» Material:
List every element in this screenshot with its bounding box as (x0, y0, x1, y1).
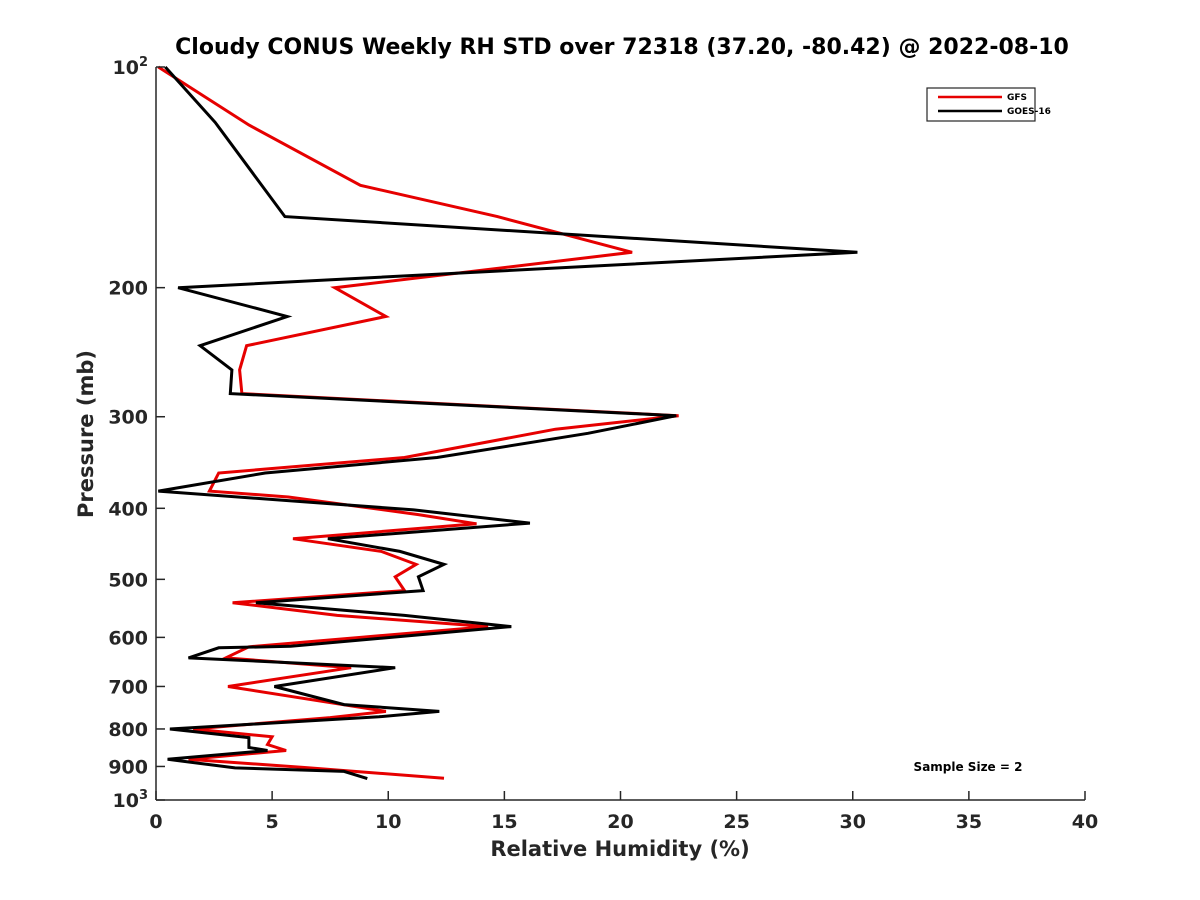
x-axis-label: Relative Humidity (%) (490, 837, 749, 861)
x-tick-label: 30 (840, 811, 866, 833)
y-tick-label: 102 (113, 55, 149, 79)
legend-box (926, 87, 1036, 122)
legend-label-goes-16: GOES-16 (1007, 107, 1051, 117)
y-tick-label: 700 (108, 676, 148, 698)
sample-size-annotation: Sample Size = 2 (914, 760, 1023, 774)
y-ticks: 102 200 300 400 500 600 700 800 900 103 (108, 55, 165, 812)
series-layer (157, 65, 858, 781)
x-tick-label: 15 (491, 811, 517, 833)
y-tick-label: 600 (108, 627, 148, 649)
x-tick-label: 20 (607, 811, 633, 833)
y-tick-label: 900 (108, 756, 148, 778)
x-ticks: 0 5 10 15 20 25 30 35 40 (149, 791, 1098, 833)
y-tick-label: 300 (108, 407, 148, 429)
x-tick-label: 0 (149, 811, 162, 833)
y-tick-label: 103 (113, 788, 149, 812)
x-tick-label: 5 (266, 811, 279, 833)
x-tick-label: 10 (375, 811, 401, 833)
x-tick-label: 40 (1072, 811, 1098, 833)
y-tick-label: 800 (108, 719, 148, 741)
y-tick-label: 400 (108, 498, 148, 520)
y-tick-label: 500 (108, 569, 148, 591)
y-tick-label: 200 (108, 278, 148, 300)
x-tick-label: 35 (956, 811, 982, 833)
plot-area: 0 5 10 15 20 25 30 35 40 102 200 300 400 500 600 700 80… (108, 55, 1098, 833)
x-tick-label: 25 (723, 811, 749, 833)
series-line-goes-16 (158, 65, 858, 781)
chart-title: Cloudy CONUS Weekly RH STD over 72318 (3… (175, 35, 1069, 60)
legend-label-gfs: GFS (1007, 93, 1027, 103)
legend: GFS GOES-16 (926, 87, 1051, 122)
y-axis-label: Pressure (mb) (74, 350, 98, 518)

---

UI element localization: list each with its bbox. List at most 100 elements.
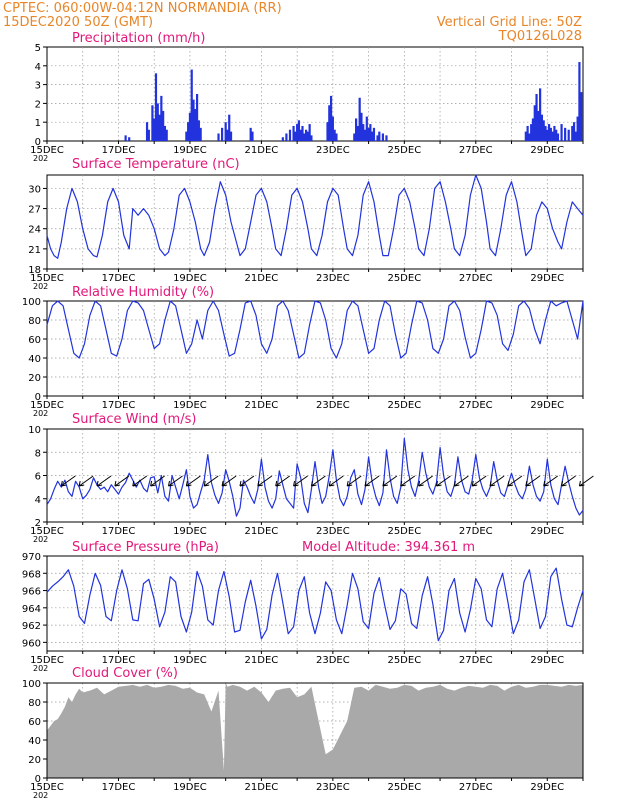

» Task prompt: Write out the lines from the one that contains "List every element" through the one that contains "y-tick-label: 700 (108, 676, 148, 698)", inclusive. Replace "screenshot" with "image", change nothing else, and leave the pictures out.

» Output of the exercise:
List every element in this image with its bounding box as (x0, y0, x1, y1).
x-axis-label: Relative Humidity (%) (490, 837, 749, 861)
x-tick-label: 30 (840, 811, 866, 833)
y-tick-label: 102 (113, 55, 149, 79)
legend-box (926, 87, 1036, 122)
legend-label-goes-16: GOES-16 (1007, 107, 1051, 117)
y-tick-label: 700 (108, 676, 148, 698)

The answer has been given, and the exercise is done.